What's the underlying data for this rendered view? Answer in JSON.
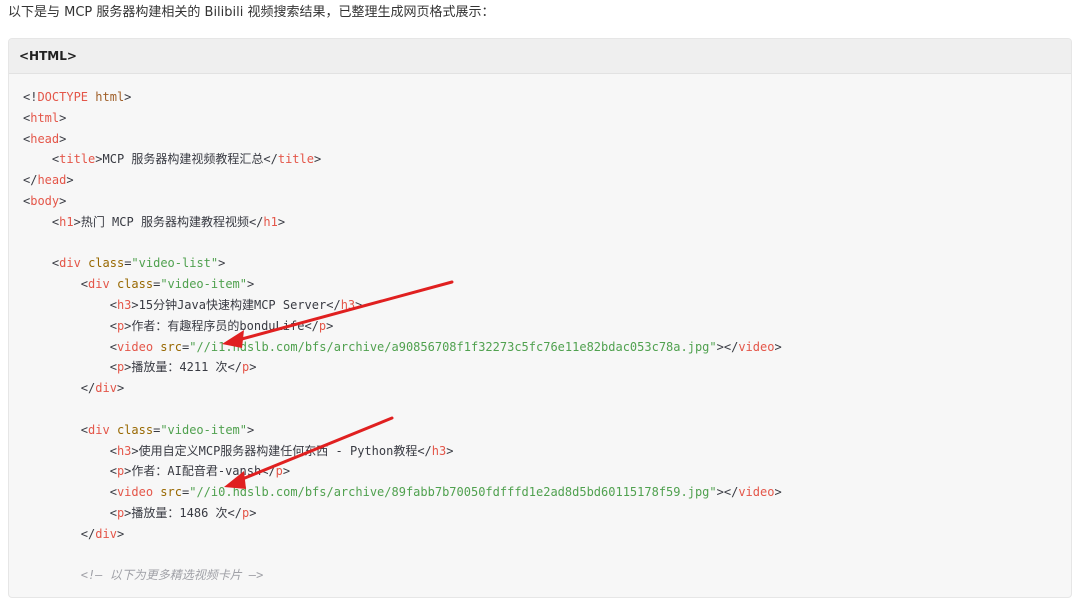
{
  "intro": {
    "text": "以下是与 MCP 服务器构建相关的 Bilibili 视频搜索结果，已整理生成网页格式展示："
  },
  "code_block": {
    "language_label": "<HTML>",
    "lines": [
      [
        {
          "t": "punct",
          "v": "<!"
        },
        {
          "t": "tag",
          "v": "DOCTYPE"
        },
        {
          "t": "text",
          "v": " "
        },
        {
          "t": "kw",
          "v": "html"
        },
        {
          "t": "punct",
          "v": ">"
        }
      ],
      [
        {
          "t": "punct",
          "v": "<"
        },
        {
          "t": "tag",
          "v": "html"
        },
        {
          "t": "punct",
          "v": ">"
        }
      ],
      [
        {
          "t": "punct",
          "v": "<"
        },
        {
          "t": "tag",
          "v": "head"
        },
        {
          "t": "punct",
          "v": ">"
        }
      ],
      [
        {
          "t": "text",
          "v": "    "
        },
        {
          "t": "punct",
          "v": "<"
        },
        {
          "t": "tag",
          "v": "title"
        },
        {
          "t": "punct",
          "v": ">"
        },
        {
          "t": "text",
          "v": "MCP 服务器构建视频教程汇总"
        },
        {
          "t": "punct",
          "v": "</"
        },
        {
          "t": "tag",
          "v": "title"
        },
        {
          "t": "punct",
          "v": ">"
        }
      ],
      [
        {
          "t": "punct",
          "v": "</"
        },
        {
          "t": "tag",
          "v": "head"
        },
        {
          "t": "punct",
          "v": ">"
        }
      ],
      [
        {
          "t": "punct",
          "v": "<"
        },
        {
          "t": "tag",
          "v": "body"
        },
        {
          "t": "punct",
          "v": ">"
        }
      ],
      [
        {
          "t": "text",
          "v": "    "
        },
        {
          "t": "punct",
          "v": "<"
        },
        {
          "t": "tag",
          "v": "h1"
        },
        {
          "t": "punct",
          "v": ">"
        },
        {
          "t": "text",
          "v": "热门 MCP 服务器构建教程视频"
        },
        {
          "t": "punct",
          "v": "</"
        },
        {
          "t": "tag",
          "v": "h1"
        },
        {
          "t": "punct",
          "v": ">"
        }
      ],
      [],
      [
        {
          "t": "text",
          "v": "    "
        },
        {
          "t": "punct",
          "v": "<"
        },
        {
          "t": "tag",
          "v": "div"
        },
        {
          "t": "text",
          "v": " "
        },
        {
          "t": "attr",
          "v": "class"
        },
        {
          "t": "punct",
          "v": "="
        },
        {
          "t": "str",
          "v": "\"video-list\""
        },
        {
          "t": "punct",
          "v": ">"
        }
      ],
      [
        {
          "t": "text",
          "v": "        "
        },
        {
          "t": "punct",
          "v": "<"
        },
        {
          "t": "tag",
          "v": "div"
        },
        {
          "t": "text",
          "v": " "
        },
        {
          "t": "attr",
          "v": "class"
        },
        {
          "t": "punct",
          "v": "="
        },
        {
          "t": "str",
          "v": "\"video-item\""
        },
        {
          "t": "punct",
          "v": ">"
        }
      ],
      [
        {
          "t": "text",
          "v": "            "
        },
        {
          "t": "punct",
          "v": "<"
        },
        {
          "t": "tag",
          "v": "h3"
        },
        {
          "t": "punct",
          "v": ">"
        },
        {
          "t": "text",
          "v": "15分钟Java快速构建MCP Server"
        },
        {
          "t": "punct",
          "v": "</"
        },
        {
          "t": "tag",
          "v": "h3"
        },
        {
          "t": "punct",
          "v": ">"
        }
      ],
      [
        {
          "t": "text",
          "v": "            "
        },
        {
          "t": "punct",
          "v": "<"
        },
        {
          "t": "tag",
          "v": "p"
        },
        {
          "t": "punct",
          "v": ">"
        },
        {
          "t": "text",
          "v": "作者：有趣程序员的bonduLife"
        },
        {
          "t": "punct",
          "v": "</"
        },
        {
          "t": "tag",
          "v": "p"
        },
        {
          "t": "punct",
          "v": ">"
        }
      ],
      [
        {
          "t": "text",
          "v": "            "
        },
        {
          "t": "punct",
          "v": "<"
        },
        {
          "t": "tag",
          "v": "video"
        },
        {
          "t": "text",
          "v": " "
        },
        {
          "t": "attr",
          "v": "src"
        },
        {
          "t": "punct",
          "v": "="
        },
        {
          "t": "str",
          "v": "\"//i1.hdslb.com/bfs/archive/a90856708f1f32273c5fc76e11e82bdac053c78a.jpg\""
        },
        {
          "t": "punct",
          "v": "></"
        },
        {
          "t": "tag",
          "v": "video"
        },
        {
          "t": "punct",
          "v": ">"
        }
      ],
      [
        {
          "t": "text",
          "v": "            "
        },
        {
          "t": "punct",
          "v": "<"
        },
        {
          "t": "tag",
          "v": "p"
        },
        {
          "t": "punct",
          "v": ">"
        },
        {
          "t": "text",
          "v": "播放量：4211 次"
        },
        {
          "t": "punct",
          "v": "</"
        },
        {
          "t": "tag",
          "v": "p"
        },
        {
          "t": "punct",
          "v": ">"
        }
      ],
      [
        {
          "t": "text",
          "v": "        "
        },
        {
          "t": "punct",
          "v": "</"
        },
        {
          "t": "tag",
          "v": "div"
        },
        {
          "t": "punct",
          "v": ">"
        }
      ],
      [],
      [
        {
          "t": "text",
          "v": "        "
        },
        {
          "t": "punct",
          "v": "<"
        },
        {
          "t": "tag",
          "v": "div"
        },
        {
          "t": "text",
          "v": " "
        },
        {
          "t": "attr",
          "v": "class"
        },
        {
          "t": "punct",
          "v": "="
        },
        {
          "t": "str",
          "v": "\"video-item\""
        },
        {
          "t": "punct",
          "v": ">"
        }
      ],
      [
        {
          "t": "text",
          "v": "            "
        },
        {
          "t": "punct",
          "v": "<"
        },
        {
          "t": "tag",
          "v": "h3"
        },
        {
          "t": "punct",
          "v": ">"
        },
        {
          "t": "text",
          "v": "使用自定义MCP服务器构建任何东西 - Python教程"
        },
        {
          "t": "punct",
          "v": "</"
        },
        {
          "t": "tag",
          "v": "h3"
        },
        {
          "t": "punct",
          "v": ">"
        }
      ],
      [
        {
          "t": "text",
          "v": "            "
        },
        {
          "t": "punct",
          "v": "<"
        },
        {
          "t": "tag",
          "v": "p"
        },
        {
          "t": "punct",
          "v": ">"
        },
        {
          "t": "text",
          "v": "作者：AI配音君-vansh"
        },
        {
          "t": "punct",
          "v": "</"
        },
        {
          "t": "tag",
          "v": "p"
        },
        {
          "t": "punct",
          "v": ">"
        }
      ],
      [
        {
          "t": "text",
          "v": "            "
        },
        {
          "t": "punct",
          "v": "<"
        },
        {
          "t": "tag",
          "v": "video"
        },
        {
          "t": "text",
          "v": " "
        },
        {
          "t": "attr",
          "v": "src"
        },
        {
          "t": "punct",
          "v": "="
        },
        {
          "t": "str",
          "v": "\"//i0.hdslb.com/bfs/archive/89fabb7b70050fdfffd1e2ad8d5bd60115178f59.jpg\""
        },
        {
          "t": "punct",
          "v": "></"
        },
        {
          "t": "tag",
          "v": "video"
        },
        {
          "t": "punct",
          "v": ">"
        }
      ],
      [
        {
          "t": "text",
          "v": "            "
        },
        {
          "t": "punct",
          "v": "<"
        },
        {
          "t": "tag",
          "v": "p"
        },
        {
          "t": "punct",
          "v": ">"
        },
        {
          "t": "text",
          "v": "播放量：1486 次"
        },
        {
          "t": "punct",
          "v": "</"
        },
        {
          "t": "tag",
          "v": "p"
        },
        {
          "t": "punct",
          "v": ">"
        }
      ],
      [
        {
          "t": "text",
          "v": "        "
        },
        {
          "t": "punct",
          "v": "</"
        },
        {
          "t": "tag",
          "v": "div"
        },
        {
          "t": "punct",
          "v": ">"
        }
      ],
      [],
      [
        {
          "t": "text",
          "v": "        "
        },
        {
          "t": "comment",
          "v": "<!— 以下为更多精选视频卡片 —>"
        }
      ]
    ]
  },
  "annotations": {
    "arrow_color": "#e02020"
  }
}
-------
Your task » How many of the lines above hold "hdslb"? Answer with only the number.

Task answer » 2